--- EXERCISE INPUTS ---

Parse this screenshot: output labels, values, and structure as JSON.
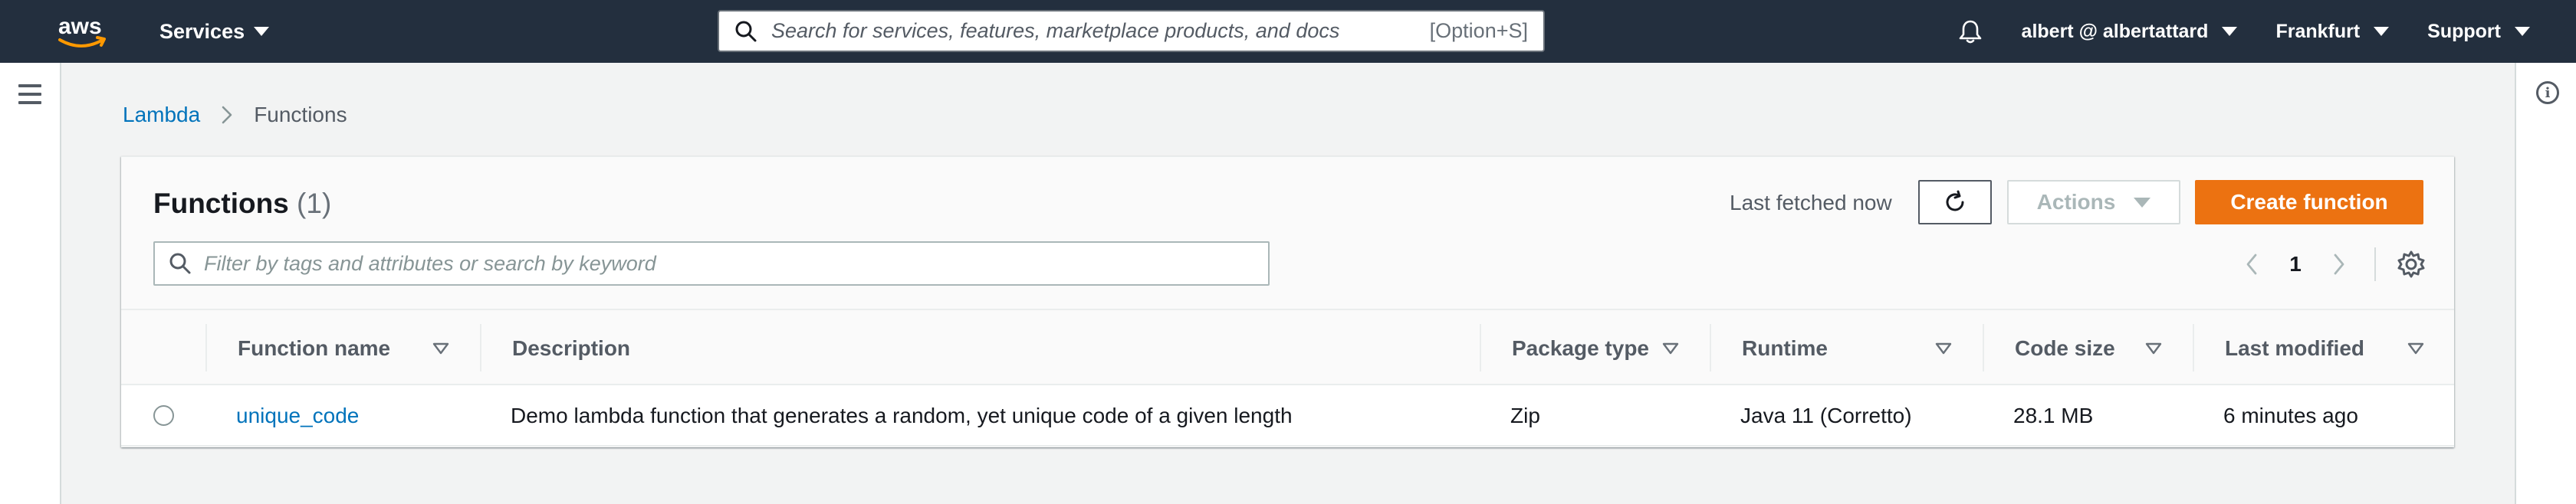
{
  "topnav": {
    "logo_text": "aws",
    "services_label": "Services",
    "search_placeholder": "Search for services, features, marketplace products, and docs",
    "search_shortcut": "[Option+S]",
    "account_label": "albert @ albertattard",
    "region_label": "Frankfurt",
    "support_label": "Support"
  },
  "breadcrumb": {
    "parent": "Lambda",
    "current": "Functions"
  },
  "panel": {
    "title": "Functions",
    "count": "(1)",
    "last_fetched": "Last fetched now",
    "actions_label": "Actions",
    "create_label": "Create function",
    "filter_placeholder": "Filter by tags and attributes or search by keyword",
    "page_number": "1"
  },
  "table": {
    "columns": [
      {
        "label": "Function name",
        "sortable": true
      },
      {
        "label": "Description",
        "sortable": false
      },
      {
        "label": "Package type",
        "sortable": true
      },
      {
        "label": "Runtime",
        "sortable": true
      },
      {
        "label": "Code size",
        "sortable": true
      },
      {
        "label": "Last modified",
        "sortable": true
      }
    ],
    "rows": [
      {
        "function_name": "unique_code",
        "description": "Demo lambda function that generates a random, yet unique code of a given length",
        "package_type": "Zip",
        "runtime": "Java 11 (Corretto)",
        "code_size": "28.1 MB",
        "last_modified": "6 minutes ago"
      }
    ]
  },
  "colors": {
    "nav_bg": "#232f3e",
    "accent_orange": "#ec7211",
    "link_blue": "#0073bb",
    "page_bg": "#f2f3f3"
  }
}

---

**EXERCISE DIRECTIONS**. Where does the word "Functions" appear? Return each line that holds it.

**ANSWER TO THE EXERCISE**.
    "current": "Functions"
    "title": "Functions",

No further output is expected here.